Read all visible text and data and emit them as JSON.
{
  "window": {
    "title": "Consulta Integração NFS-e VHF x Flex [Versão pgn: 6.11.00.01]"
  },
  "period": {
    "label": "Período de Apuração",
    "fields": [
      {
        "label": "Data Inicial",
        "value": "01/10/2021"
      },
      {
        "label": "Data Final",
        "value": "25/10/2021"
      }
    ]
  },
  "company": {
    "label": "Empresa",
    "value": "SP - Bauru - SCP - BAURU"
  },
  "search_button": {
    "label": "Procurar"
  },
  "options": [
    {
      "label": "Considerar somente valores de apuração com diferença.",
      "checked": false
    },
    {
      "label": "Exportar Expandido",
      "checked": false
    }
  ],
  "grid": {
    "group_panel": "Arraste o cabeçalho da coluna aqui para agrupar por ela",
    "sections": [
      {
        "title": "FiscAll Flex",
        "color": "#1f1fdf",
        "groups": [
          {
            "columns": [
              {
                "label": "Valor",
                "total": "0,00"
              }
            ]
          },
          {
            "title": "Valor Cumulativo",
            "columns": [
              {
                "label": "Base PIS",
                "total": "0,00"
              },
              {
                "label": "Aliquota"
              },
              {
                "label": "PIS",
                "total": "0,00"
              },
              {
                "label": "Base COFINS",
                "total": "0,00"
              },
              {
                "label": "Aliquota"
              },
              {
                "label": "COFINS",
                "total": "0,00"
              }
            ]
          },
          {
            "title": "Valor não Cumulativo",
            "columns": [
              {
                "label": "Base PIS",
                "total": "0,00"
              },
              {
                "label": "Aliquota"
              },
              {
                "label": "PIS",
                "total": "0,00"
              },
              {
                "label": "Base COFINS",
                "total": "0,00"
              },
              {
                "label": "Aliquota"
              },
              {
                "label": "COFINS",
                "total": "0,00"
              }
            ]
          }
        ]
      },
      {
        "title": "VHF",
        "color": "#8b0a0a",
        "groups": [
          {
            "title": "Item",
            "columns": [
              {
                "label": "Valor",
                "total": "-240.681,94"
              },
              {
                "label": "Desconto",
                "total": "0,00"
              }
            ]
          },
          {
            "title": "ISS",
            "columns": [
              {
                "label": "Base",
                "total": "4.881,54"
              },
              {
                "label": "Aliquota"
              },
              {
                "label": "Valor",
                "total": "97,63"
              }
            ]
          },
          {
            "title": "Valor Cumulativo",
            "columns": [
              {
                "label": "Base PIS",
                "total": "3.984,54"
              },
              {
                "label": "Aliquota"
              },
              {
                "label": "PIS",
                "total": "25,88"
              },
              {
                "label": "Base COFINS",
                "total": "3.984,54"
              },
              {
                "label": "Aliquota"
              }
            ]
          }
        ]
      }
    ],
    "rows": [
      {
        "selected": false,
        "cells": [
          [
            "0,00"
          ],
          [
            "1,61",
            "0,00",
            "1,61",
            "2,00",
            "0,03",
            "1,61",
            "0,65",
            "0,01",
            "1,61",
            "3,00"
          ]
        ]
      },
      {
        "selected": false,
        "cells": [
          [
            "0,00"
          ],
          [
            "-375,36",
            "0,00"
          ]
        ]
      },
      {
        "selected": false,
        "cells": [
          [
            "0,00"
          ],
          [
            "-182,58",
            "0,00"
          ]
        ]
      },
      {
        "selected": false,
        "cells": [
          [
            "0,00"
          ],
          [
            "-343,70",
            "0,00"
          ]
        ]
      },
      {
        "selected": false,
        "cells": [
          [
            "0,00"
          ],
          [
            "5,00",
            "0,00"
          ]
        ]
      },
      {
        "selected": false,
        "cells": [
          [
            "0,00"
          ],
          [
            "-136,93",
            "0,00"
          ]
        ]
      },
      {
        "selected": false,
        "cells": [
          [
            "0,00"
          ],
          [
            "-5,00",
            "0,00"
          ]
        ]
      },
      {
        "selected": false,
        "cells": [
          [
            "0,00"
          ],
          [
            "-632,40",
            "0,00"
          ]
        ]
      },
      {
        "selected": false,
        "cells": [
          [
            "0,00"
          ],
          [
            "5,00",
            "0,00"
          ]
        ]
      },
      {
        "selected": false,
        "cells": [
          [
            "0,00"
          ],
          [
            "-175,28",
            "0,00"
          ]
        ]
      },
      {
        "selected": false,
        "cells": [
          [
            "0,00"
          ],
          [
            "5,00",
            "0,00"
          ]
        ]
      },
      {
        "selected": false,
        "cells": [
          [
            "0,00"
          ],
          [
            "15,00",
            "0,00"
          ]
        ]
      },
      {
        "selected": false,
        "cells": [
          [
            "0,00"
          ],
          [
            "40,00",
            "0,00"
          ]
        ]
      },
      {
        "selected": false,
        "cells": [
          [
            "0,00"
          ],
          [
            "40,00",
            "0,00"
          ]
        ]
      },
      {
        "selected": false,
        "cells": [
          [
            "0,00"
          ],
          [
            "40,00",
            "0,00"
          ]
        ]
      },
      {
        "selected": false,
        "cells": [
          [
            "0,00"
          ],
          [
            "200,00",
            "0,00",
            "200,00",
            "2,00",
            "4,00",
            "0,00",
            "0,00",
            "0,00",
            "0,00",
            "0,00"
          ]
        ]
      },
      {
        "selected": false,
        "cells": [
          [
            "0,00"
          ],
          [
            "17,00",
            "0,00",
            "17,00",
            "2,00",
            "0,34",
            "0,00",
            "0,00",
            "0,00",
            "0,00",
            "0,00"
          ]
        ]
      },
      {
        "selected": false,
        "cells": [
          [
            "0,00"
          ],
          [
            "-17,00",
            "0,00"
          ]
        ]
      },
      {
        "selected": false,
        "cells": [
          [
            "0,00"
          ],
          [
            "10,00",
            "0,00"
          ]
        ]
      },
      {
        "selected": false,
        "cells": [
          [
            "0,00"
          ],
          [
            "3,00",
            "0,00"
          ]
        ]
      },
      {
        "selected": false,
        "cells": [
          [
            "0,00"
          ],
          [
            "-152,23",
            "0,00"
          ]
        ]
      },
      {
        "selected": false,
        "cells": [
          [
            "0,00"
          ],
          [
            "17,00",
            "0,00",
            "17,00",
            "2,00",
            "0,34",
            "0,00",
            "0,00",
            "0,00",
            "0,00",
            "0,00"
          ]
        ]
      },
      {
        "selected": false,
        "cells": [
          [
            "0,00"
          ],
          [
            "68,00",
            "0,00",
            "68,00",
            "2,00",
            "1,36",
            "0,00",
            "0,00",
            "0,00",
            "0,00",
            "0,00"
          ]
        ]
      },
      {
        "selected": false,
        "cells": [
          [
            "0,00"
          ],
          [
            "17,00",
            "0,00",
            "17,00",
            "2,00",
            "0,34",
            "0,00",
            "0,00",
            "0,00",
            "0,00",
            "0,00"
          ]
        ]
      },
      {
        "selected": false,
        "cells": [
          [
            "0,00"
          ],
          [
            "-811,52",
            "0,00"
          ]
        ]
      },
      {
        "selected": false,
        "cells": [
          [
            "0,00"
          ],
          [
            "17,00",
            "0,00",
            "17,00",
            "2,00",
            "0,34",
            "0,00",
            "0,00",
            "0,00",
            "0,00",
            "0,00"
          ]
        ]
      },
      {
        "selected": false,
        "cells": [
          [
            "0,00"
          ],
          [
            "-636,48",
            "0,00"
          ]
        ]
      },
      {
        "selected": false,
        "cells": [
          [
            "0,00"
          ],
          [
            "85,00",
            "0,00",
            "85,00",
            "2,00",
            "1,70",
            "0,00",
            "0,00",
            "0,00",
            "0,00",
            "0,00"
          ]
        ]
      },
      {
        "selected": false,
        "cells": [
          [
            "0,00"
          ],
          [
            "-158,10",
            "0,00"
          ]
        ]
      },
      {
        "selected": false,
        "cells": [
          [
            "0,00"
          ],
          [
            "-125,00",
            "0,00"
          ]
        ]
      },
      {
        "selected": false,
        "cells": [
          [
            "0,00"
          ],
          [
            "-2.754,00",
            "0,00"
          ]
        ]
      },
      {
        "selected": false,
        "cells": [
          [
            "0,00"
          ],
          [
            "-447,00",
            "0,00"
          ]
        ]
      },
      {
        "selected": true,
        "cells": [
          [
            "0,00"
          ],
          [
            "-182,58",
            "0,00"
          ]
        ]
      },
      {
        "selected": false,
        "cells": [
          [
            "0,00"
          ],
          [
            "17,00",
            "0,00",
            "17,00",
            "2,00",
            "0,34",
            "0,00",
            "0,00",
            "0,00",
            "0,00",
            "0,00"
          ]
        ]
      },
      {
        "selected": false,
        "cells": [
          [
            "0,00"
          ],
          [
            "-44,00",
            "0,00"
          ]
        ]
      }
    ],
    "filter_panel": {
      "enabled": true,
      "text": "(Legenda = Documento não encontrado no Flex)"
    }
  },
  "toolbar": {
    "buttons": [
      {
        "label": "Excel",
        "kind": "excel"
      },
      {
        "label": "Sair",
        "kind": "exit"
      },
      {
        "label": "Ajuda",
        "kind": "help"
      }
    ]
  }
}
--
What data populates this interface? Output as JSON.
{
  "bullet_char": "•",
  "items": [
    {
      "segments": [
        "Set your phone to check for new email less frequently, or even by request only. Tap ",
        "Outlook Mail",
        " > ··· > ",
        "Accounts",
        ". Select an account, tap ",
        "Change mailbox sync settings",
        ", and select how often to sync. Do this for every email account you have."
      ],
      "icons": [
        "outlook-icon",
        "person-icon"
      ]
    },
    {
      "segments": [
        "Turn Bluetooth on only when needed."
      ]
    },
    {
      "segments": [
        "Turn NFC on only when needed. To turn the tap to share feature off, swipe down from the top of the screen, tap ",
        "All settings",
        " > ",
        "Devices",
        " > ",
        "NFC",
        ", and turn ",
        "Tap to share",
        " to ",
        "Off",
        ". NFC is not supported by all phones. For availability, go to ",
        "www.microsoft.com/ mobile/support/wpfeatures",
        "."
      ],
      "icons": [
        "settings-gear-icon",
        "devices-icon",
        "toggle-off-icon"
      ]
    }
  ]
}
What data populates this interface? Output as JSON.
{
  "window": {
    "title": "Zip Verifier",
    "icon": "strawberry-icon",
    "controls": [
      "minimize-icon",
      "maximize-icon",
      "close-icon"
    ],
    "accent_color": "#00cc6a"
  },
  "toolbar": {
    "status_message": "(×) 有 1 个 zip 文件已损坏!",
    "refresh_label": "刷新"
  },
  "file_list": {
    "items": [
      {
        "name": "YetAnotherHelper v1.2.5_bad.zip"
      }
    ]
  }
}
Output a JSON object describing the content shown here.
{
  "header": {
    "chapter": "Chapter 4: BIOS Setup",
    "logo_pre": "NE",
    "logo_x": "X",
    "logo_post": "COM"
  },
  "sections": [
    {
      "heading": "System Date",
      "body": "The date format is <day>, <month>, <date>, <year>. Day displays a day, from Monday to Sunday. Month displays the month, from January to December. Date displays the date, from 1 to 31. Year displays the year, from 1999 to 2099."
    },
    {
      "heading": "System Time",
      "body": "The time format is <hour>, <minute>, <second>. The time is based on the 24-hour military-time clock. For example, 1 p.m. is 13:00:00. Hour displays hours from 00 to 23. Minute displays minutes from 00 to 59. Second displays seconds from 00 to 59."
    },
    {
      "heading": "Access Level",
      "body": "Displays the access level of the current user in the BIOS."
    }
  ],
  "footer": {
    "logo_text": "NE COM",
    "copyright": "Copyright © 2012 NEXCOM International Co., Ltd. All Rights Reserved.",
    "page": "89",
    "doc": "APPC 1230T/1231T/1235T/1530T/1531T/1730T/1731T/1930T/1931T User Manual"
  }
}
---
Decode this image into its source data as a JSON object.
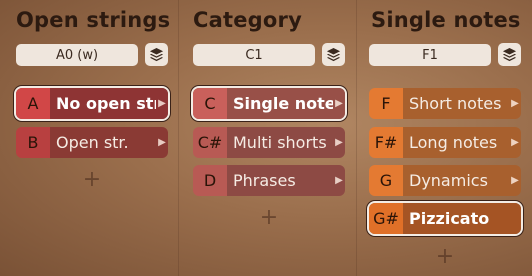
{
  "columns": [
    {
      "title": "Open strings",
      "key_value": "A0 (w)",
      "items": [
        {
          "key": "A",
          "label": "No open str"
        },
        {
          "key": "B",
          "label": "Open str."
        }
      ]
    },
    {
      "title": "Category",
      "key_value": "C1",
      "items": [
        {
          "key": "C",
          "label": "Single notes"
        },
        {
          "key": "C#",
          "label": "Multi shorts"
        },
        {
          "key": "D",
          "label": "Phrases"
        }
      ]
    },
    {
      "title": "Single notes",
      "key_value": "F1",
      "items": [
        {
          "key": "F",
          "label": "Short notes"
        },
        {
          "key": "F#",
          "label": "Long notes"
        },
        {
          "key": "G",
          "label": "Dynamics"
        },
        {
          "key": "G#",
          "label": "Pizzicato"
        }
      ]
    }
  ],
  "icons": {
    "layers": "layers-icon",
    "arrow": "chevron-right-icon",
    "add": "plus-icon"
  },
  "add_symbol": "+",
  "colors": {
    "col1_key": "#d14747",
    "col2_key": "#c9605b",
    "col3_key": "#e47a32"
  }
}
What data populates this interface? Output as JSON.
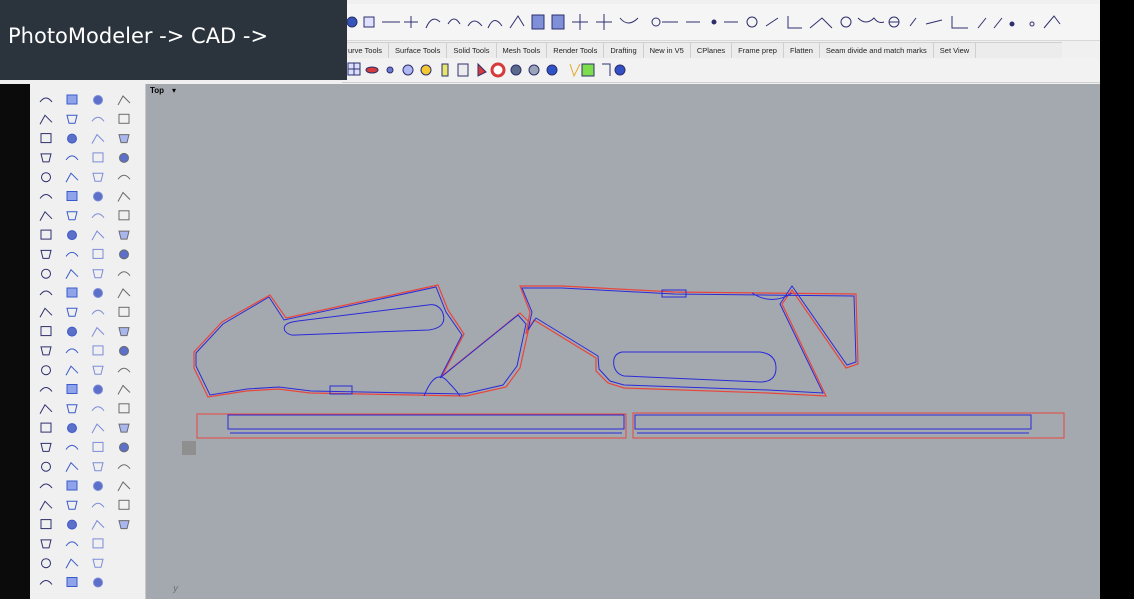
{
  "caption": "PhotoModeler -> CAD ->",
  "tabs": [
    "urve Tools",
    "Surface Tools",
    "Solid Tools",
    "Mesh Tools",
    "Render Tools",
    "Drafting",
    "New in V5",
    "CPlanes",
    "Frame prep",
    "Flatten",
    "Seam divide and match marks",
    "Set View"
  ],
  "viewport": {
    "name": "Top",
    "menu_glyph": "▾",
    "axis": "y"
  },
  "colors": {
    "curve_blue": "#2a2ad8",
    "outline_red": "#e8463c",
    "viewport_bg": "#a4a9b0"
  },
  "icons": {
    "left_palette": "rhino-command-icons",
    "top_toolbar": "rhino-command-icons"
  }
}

### Task brief:
Read the entries and pick out all lines that include the word "email".

### Solution for this task:
        "Set your phone to check for new email less frequently, or even by request only. Tap ",
        ", and select how often to sync. Do this for every email account you have."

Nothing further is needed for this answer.